Collected data entries
----------

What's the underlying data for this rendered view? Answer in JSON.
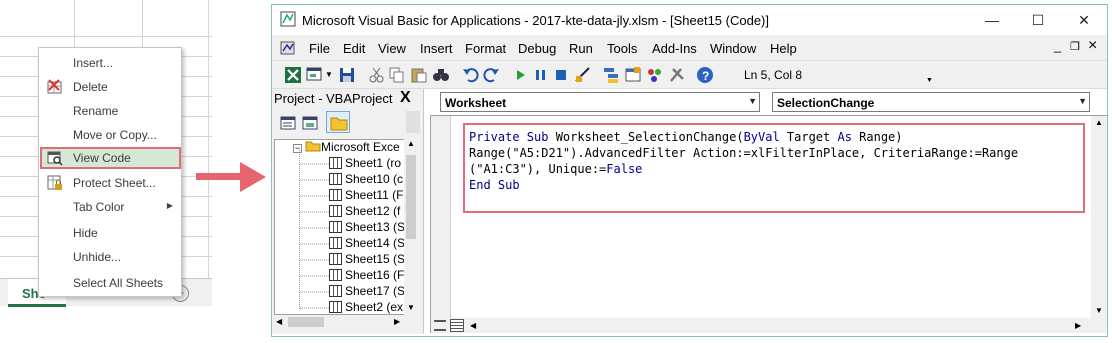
{
  "excel": {
    "sheet_tab_label": "She",
    "add_sheet_symbol": "+",
    "context_menu": [
      {
        "label": "Insert...",
        "icon": null
      },
      {
        "label": "Delete",
        "icon": "delete-sheet-icon"
      },
      {
        "label": "Rename",
        "icon": null
      },
      {
        "label": "Move or Copy...",
        "icon": null
      },
      {
        "label": "View Code",
        "icon": "view-code-icon",
        "highlighted": true
      },
      {
        "label": "Protect Sheet...",
        "icon": "protect-sheet-icon"
      },
      {
        "label": "Tab Color",
        "icon": null,
        "submenu": true
      },
      {
        "label": "Hide",
        "icon": null
      },
      {
        "label": "Unhide...",
        "icon": null
      },
      {
        "label": "Select All Sheets",
        "icon": null
      }
    ]
  },
  "arrow_color": "#e8646f",
  "vbe": {
    "title": "Microsoft Visual Basic for Applications - 2017-kte-data-jly.xlsm - [Sheet15 (Code)]",
    "window_buttons": {
      "minimize": "—",
      "maximize": "☐",
      "close": "✕"
    },
    "menus": [
      "File",
      "Edit",
      "View",
      "Insert",
      "Format",
      "Debug",
      "Run",
      "Tools",
      "Add-Ins",
      "Window",
      "Help"
    ],
    "child_window_buttons": {
      "minimize": "_",
      "restore": "❐",
      "close": "×"
    },
    "toolbar_status": "Ln 5, Col 8",
    "project": {
      "title": "Project - VBAProject",
      "close": "X",
      "folder": "Microsoft Exce",
      "sheets": [
        "Sheet1 (ro",
        "Sheet10 (c",
        "Sheet11 (F",
        "Sheet12 (f",
        "Sheet13 (S",
        "Sheet14 (S",
        "Sheet15 (S",
        "Sheet16 (F",
        "Sheet17 (S",
        "Sheet2 (ex"
      ]
    },
    "object_combo": "Worksheet",
    "procedure_combo": "SelectionChange",
    "code": {
      "line1_kw1": "Private Sub",
      "line1_mid": " Worksheet_SelectionChange(",
      "line1_kw2": "ByVal",
      "line1_mid2": " Target ",
      "line1_kw3": "As",
      "line1_end": " Range)",
      "line2": "Range(\"A5:D21\").AdvancedFilter Action:=xlFilterInPlace, CriteriaRange:=Range",
      "line3_start": "(\"A1:C3\"), Unique:=",
      "line3_kw": "False",
      "line4": "End Sub"
    }
  }
}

----------

■ GIVEN PROBLEM
Restate the entire listing word for word, excluding pictures.

■ FINISHED ANSWER
What's the underlying data for this rendered view? Answer in JSON.
{
  "excel": {
    "sheet_tab_label": "She",
    "add_sheet_symbol": "+",
    "context_menu": [
      {
        "label": "Insert...",
        "icon": null
      },
      {
        "label": "Delete",
        "icon": "delete-sheet-icon"
      },
      {
        "label": "Rename",
        "icon": null
      },
      {
        "label": "Move or Copy...",
        "icon": null
      },
      {
        "label": "View Code",
        "icon": "view-code-icon",
        "highlighted": true
      },
      {
        "label": "Protect Sheet...",
        "icon": "protect-sheet-icon"
      },
      {
        "label": "Tab Color",
        "icon": null,
        "submenu": true
      },
      {
        "label": "Hide",
        "icon": null
      },
      {
        "label": "Unhide...",
        "icon": null
      },
      {
        "label": "Select All Sheets",
        "icon": null
      }
    ]
  },
  "arrow_color": "#e8646f",
  "vbe": {
    "title": "Microsoft Visual Basic for Applications - 2017-kte-data-jly.xlsm - [Sheet15 (Code)]",
    "window_buttons": {
      "minimize": "—",
      "maximize": "☐",
      "close": "✕"
    },
    "menus": [
      "File",
      "Edit",
      "View",
      "Insert",
      "Format",
      "Debug",
      "Run",
      "Tools",
      "Add-Ins",
      "Window",
      "Help"
    ],
    "child_window_buttons": {
      "minimize": "_",
      "restore": "❐",
      "close": "×"
    },
    "toolbar_status": "Ln 5, Col 8",
    "project": {
      "title": "Project - VBAProject",
      "close": "X",
      "folder": "Microsoft Exce",
      "sheets": [
        "Sheet1 (ro",
        "Sheet10 (c",
        "Sheet11 (F",
        "Sheet12 (f",
        "Sheet13 (S",
        "Sheet14 (S",
        "Sheet15 (S",
        "Sheet16 (F",
        "Sheet17 (S",
        "Sheet2 (ex"
      ]
    },
    "object_combo": "Worksheet",
    "procedure_combo": "SelectionChange",
    "code": {
      "line1_kw1": "Private Sub",
      "line1_mid": " Worksheet_SelectionChange(",
      "line1_kw2": "ByVal",
      "line1_mid2": " Target ",
      "line1_kw3": "As",
      "line1_end": " Range)",
      "line2": "Range(\"A5:D21\").AdvancedFilter Action:=xlFilterInPlace, CriteriaRange:=Range",
      "line3_start": "(\"A1:C3\"), Unique:=",
      "line3_kw": "False",
      "line4": "End Sub"
    }
  }
}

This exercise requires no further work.